Short exercise: Omit all images, then return the remaining material exactly as it stands.

***

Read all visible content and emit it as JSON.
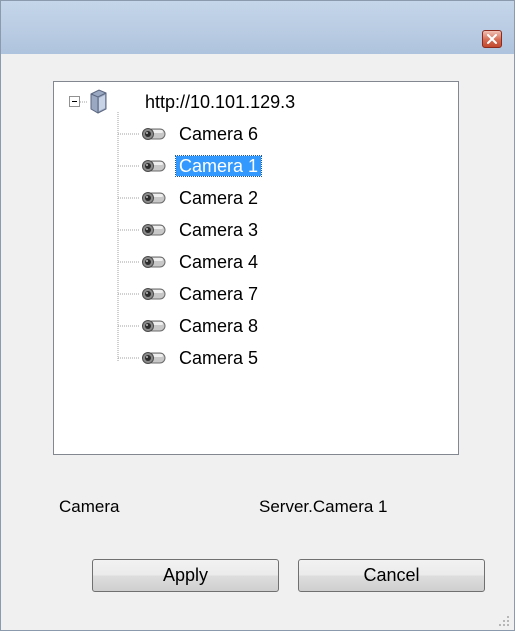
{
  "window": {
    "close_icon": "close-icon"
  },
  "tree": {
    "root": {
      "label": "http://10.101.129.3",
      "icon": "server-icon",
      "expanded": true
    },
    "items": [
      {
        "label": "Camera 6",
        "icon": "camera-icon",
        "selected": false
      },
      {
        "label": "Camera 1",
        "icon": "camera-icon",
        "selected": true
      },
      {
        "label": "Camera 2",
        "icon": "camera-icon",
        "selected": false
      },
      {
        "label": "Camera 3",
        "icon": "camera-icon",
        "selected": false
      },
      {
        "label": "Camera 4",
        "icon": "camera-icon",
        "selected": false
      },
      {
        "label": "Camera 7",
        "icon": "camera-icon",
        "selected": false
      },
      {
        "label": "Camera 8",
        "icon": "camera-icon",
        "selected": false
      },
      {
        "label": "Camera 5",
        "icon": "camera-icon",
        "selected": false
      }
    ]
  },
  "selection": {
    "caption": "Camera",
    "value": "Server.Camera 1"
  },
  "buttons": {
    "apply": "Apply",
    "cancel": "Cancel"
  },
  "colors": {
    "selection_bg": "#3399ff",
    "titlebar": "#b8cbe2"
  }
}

***

Response:
Read all visible content and emit it as JSON.
{
  "window": {
    "close_icon": "close-icon"
  },
  "tree": {
    "root": {
      "label": "http://10.101.129.3",
      "icon": "server-icon",
      "expanded": true
    },
    "items": [
      {
        "label": "Camera 6",
        "icon": "camera-icon",
        "selected": false
      },
      {
        "label": "Camera 1",
        "icon": "camera-icon",
        "selected": true
      },
      {
        "label": "Camera 2",
        "icon": "camera-icon",
        "selected": false
      },
      {
        "label": "Camera 3",
        "icon": "camera-icon",
        "selected": false
      },
      {
        "label": "Camera 4",
        "icon": "camera-icon",
        "selected": false
      },
      {
        "label": "Camera 7",
        "icon": "camera-icon",
        "selected": false
      },
      {
        "label": "Camera 8",
        "icon": "camera-icon",
        "selected": false
      },
      {
        "label": "Camera 5",
        "icon": "camera-icon",
        "selected": false
      }
    ]
  },
  "selection": {
    "caption": "Camera",
    "value": "Server.Camera 1"
  },
  "buttons": {
    "apply": "Apply",
    "cancel": "Cancel"
  },
  "colors": {
    "selection_bg": "#3399ff",
    "titlebar": "#b8cbe2"
  }
}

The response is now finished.